**Required task:** Copy every line of the following data that includes the string "эпидемиологической".

**Material shown:**
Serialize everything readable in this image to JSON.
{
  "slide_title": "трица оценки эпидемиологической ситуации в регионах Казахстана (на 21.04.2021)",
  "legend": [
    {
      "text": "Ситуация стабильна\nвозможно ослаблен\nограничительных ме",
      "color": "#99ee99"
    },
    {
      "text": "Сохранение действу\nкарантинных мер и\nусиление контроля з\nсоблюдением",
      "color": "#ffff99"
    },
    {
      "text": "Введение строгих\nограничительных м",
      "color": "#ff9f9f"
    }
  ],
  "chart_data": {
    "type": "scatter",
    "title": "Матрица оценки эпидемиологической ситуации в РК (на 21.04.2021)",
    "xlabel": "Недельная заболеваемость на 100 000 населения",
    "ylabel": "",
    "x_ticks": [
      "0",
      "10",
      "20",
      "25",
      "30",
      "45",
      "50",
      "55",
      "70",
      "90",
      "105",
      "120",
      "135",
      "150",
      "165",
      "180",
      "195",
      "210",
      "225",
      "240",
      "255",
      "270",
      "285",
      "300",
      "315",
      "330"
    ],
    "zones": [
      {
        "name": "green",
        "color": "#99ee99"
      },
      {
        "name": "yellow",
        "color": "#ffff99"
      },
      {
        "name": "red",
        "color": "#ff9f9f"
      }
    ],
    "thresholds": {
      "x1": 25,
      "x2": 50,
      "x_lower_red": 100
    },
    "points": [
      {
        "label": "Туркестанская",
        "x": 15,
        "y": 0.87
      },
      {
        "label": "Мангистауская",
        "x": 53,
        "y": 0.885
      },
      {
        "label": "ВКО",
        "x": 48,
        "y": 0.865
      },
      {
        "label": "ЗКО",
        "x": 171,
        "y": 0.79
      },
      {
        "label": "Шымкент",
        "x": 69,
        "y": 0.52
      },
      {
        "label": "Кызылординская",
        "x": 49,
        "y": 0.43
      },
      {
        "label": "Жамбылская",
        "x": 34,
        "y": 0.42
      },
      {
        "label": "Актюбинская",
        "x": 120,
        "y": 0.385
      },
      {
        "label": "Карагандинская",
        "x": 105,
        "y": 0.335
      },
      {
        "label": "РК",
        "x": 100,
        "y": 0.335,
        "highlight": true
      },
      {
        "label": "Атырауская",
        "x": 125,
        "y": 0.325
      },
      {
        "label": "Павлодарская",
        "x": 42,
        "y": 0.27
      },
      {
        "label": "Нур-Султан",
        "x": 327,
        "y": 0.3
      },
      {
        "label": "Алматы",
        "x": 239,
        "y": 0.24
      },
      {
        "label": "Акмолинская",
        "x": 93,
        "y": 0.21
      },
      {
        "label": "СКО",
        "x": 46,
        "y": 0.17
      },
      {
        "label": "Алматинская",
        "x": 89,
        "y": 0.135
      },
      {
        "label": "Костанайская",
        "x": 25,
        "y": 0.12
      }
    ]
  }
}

**Exercise response:**
  "slide_title": "трица оценки эпидемиологической ситуации в регионах Казахстана (на 21.04.2021)",
    "title": "Матрица оценки эпидемиологической ситуации в РК (на 21.04.2021)",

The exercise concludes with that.